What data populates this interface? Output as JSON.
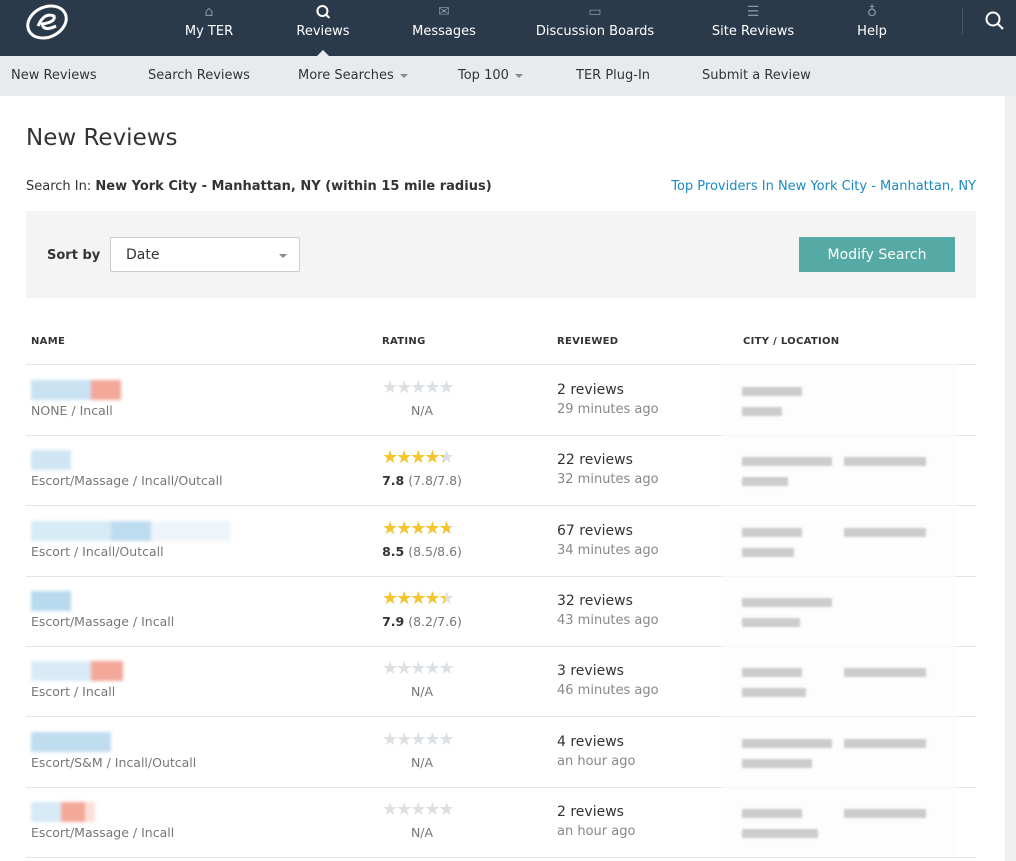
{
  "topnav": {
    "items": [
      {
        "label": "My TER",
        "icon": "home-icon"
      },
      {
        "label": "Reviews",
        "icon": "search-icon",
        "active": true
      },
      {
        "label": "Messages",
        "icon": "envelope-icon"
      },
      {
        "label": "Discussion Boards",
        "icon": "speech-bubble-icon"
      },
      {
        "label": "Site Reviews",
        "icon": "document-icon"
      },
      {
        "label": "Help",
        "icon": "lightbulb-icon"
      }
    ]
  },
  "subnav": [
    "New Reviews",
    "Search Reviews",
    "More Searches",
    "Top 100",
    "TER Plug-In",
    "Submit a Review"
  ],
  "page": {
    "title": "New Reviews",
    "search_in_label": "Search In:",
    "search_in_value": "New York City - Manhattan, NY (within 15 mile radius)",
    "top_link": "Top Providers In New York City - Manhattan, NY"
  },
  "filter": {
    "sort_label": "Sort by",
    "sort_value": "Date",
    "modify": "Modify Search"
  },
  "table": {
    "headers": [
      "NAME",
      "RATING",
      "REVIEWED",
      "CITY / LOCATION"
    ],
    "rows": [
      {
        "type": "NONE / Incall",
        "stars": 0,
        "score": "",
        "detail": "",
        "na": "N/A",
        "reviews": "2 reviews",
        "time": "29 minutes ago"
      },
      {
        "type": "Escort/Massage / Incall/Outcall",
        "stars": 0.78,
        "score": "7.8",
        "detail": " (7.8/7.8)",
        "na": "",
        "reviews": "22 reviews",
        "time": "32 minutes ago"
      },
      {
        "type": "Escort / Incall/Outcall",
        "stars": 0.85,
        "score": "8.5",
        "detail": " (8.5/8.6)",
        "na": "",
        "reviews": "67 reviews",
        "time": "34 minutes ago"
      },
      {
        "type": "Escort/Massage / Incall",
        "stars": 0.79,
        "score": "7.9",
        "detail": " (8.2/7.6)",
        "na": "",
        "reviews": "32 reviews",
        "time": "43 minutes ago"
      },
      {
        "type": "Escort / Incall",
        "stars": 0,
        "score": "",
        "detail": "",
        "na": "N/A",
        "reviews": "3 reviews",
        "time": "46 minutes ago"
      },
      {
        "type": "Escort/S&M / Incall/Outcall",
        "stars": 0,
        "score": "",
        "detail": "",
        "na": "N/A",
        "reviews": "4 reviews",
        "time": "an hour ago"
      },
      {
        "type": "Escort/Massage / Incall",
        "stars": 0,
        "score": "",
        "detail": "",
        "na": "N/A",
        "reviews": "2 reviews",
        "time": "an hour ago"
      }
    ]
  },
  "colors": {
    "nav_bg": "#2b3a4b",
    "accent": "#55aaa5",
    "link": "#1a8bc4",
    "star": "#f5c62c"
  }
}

# Given instruction:
Keep the pictures out of the copy and write out the data exactly as it stands.

# Worked answer:
What data populates this interface? Output as JSON.
{
  "topnav": {
    "items": [
      {
        "label": "My TER",
        "icon": "home-icon"
      },
      {
        "label": "Reviews",
        "icon": "search-icon",
        "active": true
      },
      {
        "label": "Messages",
        "icon": "envelope-icon"
      },
      {
        "label": "Discussion Boards",
        "icon": "speech-bubble-icon"
      },
      {
        "label": "Site Reviews",
        "icon": "document-icon"
      },
      {
        "label": "Help",
        "icon": "lightbulb-icon"
      }
    ]
  },
  "subnav": [
    "New Reviews",
    "Search Reviews",
    "More Searches",
    "Top 100",
    "TER Plug-In",
    "Submit a Review"
  ],
  "page": {
    "title": "New Reviews",
    "search_in_label": "Search In:",
    "search_in_value": "New York City - Manhattan, NY (within 15 mile radius)",
    "top_link": "Top Providers In New York City - Manhattan, NY"
  },
  "filter": {
    "sort_label": "Sort by",
    "sort_value": "Date",
    "modify": "Modify Search"
  },
  "table": {
    "headers": [
      "NAME",
      "RATING",
      "REVIEWED",
      "CITY / LOCATION"
    ],
    "rows": [
      {
        "type": "NONE / Incall",
        "stars": 0,
        "score": "",
        "detail": "",
        "na": "N/A",
        "reviews": "2 reviews",
        "time": "29 minutes ago"
      },
      {
        "type": "Escort/Massage / Incall/Outcall",
        "stars": 0.78,
        "score": "7.8",
        "detail": " (7.8/7.8)",
        "na": "",
        "reviews": "22 reviews",
        "time": "32 minutes ago"
      },
      {
        "type": "Escort / Incall/Outcall",
        "stars": 0.85,
        "score": "8.5",
        "detail": " (8.5/8.6)",
        "na": "",
        "reviews": "67 reviews",
        "time": "34 minutes ago"
      },
      {
        "type": "Escort/Massage / Incall",
        "stars": 0.79,
        "score": "7.9",
        "detail": " (8.2/7.6)",
        "na": "",
        "reviews": "32 reviews",
        "time": "43 minutes ago"
      },
      {
        "type": "Escort / Incall",
        "stars": 0,
        "score": "",
        "detail": "",
        "na": "N/A",
        "reviews": "3 reviews",
        "time": "46 minutes ago"
      },
      {
        "type": "Escort/S&M / Incall/Outcall",
        "stars": 0,
        "score": "",
        "detail": "",
        "na": "N/A",
        "reviews": "4 reviews",
        "time": "an hour ago"
      },
      {
        "type": "Escort/Massage / Incall",
        "stars": 0,
        "score": "",
        "detail": "",
        "na": "N/A",
        "reviews": "2 reviews",
        "time": "an hour ago"
      }
    ]
  },
  "colors": {
    "nav_bg": "#2b3a4b",
    "accent": "#55aaa5",
    "link": "#1a8bc4",
    "star": "#f5c62c"
  }
}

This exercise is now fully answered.